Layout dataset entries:
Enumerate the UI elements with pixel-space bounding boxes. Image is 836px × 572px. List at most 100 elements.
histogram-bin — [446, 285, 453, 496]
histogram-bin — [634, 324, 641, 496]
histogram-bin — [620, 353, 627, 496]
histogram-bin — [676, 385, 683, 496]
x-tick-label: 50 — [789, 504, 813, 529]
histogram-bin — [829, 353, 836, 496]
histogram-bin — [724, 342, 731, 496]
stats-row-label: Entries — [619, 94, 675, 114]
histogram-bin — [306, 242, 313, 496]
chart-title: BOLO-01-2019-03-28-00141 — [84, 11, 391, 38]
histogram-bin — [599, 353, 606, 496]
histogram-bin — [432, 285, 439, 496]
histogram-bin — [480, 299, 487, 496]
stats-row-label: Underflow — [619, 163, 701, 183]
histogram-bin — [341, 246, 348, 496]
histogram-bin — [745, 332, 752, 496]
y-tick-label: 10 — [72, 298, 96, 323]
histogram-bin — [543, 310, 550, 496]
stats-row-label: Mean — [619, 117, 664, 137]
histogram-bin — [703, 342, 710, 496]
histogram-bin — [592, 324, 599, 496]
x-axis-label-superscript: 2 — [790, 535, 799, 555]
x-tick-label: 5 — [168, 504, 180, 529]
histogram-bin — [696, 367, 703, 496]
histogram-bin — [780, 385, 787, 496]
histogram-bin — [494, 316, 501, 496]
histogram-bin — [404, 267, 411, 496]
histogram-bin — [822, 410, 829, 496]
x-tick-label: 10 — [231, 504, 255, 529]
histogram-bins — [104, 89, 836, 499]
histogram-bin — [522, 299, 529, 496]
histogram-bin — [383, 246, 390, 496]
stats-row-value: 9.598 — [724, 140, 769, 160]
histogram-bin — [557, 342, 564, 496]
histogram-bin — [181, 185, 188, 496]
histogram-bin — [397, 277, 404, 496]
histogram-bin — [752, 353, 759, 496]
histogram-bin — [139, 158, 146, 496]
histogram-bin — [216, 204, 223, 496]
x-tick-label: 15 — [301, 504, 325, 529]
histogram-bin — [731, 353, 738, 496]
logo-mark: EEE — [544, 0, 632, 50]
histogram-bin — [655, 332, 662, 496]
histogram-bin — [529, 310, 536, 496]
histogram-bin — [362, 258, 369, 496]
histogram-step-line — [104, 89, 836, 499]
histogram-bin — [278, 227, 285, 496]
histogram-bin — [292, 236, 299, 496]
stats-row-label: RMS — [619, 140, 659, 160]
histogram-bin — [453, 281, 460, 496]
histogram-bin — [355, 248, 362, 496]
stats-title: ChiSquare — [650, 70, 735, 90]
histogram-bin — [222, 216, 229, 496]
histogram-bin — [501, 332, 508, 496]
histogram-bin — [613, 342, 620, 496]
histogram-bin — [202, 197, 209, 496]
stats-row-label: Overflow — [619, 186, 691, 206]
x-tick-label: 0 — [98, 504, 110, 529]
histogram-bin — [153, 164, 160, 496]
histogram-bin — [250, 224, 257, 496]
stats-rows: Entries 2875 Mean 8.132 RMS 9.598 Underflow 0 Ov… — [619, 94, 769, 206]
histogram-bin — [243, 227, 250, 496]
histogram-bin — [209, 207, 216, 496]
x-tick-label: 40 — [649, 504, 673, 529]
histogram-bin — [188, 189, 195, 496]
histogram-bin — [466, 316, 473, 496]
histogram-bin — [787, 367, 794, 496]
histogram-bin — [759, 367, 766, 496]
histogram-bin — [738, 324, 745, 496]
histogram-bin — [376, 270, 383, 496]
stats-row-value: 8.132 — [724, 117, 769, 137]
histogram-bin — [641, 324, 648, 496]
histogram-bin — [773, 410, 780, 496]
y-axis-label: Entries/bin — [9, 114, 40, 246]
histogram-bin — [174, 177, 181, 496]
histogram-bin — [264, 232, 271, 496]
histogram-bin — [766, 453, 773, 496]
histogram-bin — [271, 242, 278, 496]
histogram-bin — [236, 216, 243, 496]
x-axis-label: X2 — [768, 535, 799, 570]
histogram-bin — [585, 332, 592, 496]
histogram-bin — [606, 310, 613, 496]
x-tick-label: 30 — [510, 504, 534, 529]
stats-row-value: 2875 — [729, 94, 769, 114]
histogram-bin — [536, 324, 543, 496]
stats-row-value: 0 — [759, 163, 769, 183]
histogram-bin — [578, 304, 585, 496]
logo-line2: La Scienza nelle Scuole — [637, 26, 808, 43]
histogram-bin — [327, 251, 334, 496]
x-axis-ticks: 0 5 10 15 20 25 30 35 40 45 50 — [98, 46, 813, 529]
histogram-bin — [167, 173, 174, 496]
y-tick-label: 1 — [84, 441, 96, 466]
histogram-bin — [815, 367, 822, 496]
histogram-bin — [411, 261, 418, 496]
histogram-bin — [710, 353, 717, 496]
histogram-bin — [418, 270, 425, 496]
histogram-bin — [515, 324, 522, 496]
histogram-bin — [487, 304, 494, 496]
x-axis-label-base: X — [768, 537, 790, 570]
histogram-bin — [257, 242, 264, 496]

▸ WHAT THE TASK ASKS: Rewrite the material above, replacing every occurrence of "stats-row-label" with "stats-row-name" and leaving everything else unchanged.

▸ CORRECT ANSWER:
Enumerate the UI elements with pixel-space bounding boxes. Image is 836px × 572px. List at most 100 elements.
histogram-bin — [446, 285, 453, 496]
histogram-bin — [634, 324, 641, 496]
histogram-bin — [620, 353, 627, 496]
histogram-bin — [676, 385, 683, 496]
x-tick-label: 50 — [789, 504, 813, 529]
histogram-bin — [829, 353, 836, 496]
histogram-bin — [724, 342, 731, 496]
stats-row-name: Entries — [619, 94, 675, 114]
histogram-bin — [306, 242, 313, 496]
chart-title: BOLO-01-2019-03-28-00141 — [84, 11, 391, 38]
histogram-bin — [599, 353, 606, 496]
histogram-bin — [432, 285, 439, 496]
histogram-bin — [480, 299, 487, 496]
stats-row-name: Underflow — [619, 163, 701, 183]
histogram-bin — [341, 246, 348, 496]
histogram-bin — [745, 332, 752, 496]
y-tick-label: 10 — [72, 298, 96, 323]
histogram-bin — [543, 310, 550, 496]
stats-row-name: Mean — [619, 117, 664, 137]
histogram-bin — [703, 342, 710, 496]
histogram-bin — [592, 324, 599, 496]
x-axis-label-superscript: 2 — [790, 535, 799, 555]
x-tick-label: 5 — [168, 504, 180, 529]
histogram-bin — [696, 367, 703, 496]
histogram-bin — [780, 385, 787, 496]
histogram-bin — [494, 316, 501, 496]
histogram-bin — [404, 267, 411, 496]
histogram-bin — [822, 410, 829, 496]
x-tick-label: 10 — [231, 504, 255, 529]
histogram-bins — [104, 89, 836, 499]
histogram-bin — [522, 299, 529, 496]
histogram-bin — [383, 246, 390, 496]
stats-row-value: 9.598 — [724, 140, 769, 160]
histogram-bin — [557, 342, 564, 496]
histogram-bin — [181, 185, 188, 496]
histogram-bin — [397, 277, 404, 496]
histogram-bin — [752, 353, 759, 496]
histogram-bin — [139, 158, 146, 496]
histogram-bin — [216, 204, 223, 496]
x-tick-label: 15 — [301, 504, 325, 529]
histogram-bin — [731, 353, 738, 496]
logo-mark: EEE — [544, 0, 632, 50]
histogram-bin — [655, 332, 662, 496]
histogram-bin — [529, 310, 536, 496]
histogram-bin — [362, 258, 369, 496]
histogram-step-line — [104, 89, 836, 499]
histogram-bin — [278, 227, 285, 496]
histogram-bin — [292, 236, 299, 496]
stats-row-name: RMS — [619, 140, 659, 160]
histogram-bin — [453, 281, 460, 496]
histogram-bin — [355, 248, 362, 496]
stats-title: ChiSquare — [650, 70, 735, 90]
histogram-bin — [222, 216, 229, 496]
histogram-bin — [501, 332, 508, 496]
histogram-bin — [613, 342, 620, 496]
histogram-bin — [202, 197, 209, 496]
stats-row-name: Overflow — [619, 186, 691, 206]
x-tick-label: 0 — [98, 504, 110, 529]
histogram-bin — [153, 164, 160, 496]
histogram-bin — [250, 224, 257, 496]
stats-rows: Entries 2875 Mean 8.132 RMS 9.598 Underflow 0 Ov… — [619, 94, 769, 206]
histogram-bin — [243, 227, 250, 496]
histogram-bin — [209, 207, 216, 496]
x-tick-label: 40 — [649, 504, 673, 529]
histogram-bin — [188, 189, 195, 496]
histogram-bin — [466, 316, 473, 496]
histogram-bin — [787, 367, 794, 496]
histogram-bin — [759, 367, 766, 496]
histogram-bin — [738, 324, 745, 496]
histogram-bin — [376, 270, 383, 496]
stats-row-value: 8.132 — [724, 117, 769, 137]
histogram-bin — [641, 324, 648, 496]
histogram-bin — [773, 410, 780, 496]
y-axis-label: Entries/bin — [9, 114, 40, 246]
histogram-bin — [174, 177, 181, 496]
histogram-bin — [264, 232, 271, 496]
histogram-bin — [766, 453, 773, 496]
histogram-bin — [271, 242, 278, 496]
histogram-bin — [236, 216, 243, 496]
x-axis-label: X2 — [768, 535, 799, 570]
histogram-bin — [585, 332, 592, 496]
histogram-bin — [606, 310, 613, 496]
x-tick-label: 30 — [510, 504, 534, 529]
stats-row-value: 2875 — [729, 94, 769, 114]
histogram-bin — [536, 324, 543, 496]
stats-row-value: 0 — [759, 163, 769, 183]
histogram-bin — [578, 304, 585, 496]
logo-line2: La Scienza nelle Scuole — [637, 26, 808, 43]
histogram-bin — [327, 251, 334, 496]
x-axis-ticks: 0 5 10 15 20 25 30 35 40 45 50 — [98, 46, 813, 529]
histogram-bin — [167, 173, 174, 496]
y-tick-label: 1 — [84, 441, 96, 466]
histogram-bin — [815, 367, 822, 496]
histogram-bin — [411, 261, 418, 496]
histogram-bin — [710, 353, 717, 496]
histogram-bin — [418, 270, 425, 496]
histogram-bin — [515, 324, 522, 496]
histogram-bin — [487, 304, 494, 496]
x-axis-label-base: X — [768, 537, 790, 570]
histogram-bin — [257, 242, 264, 496]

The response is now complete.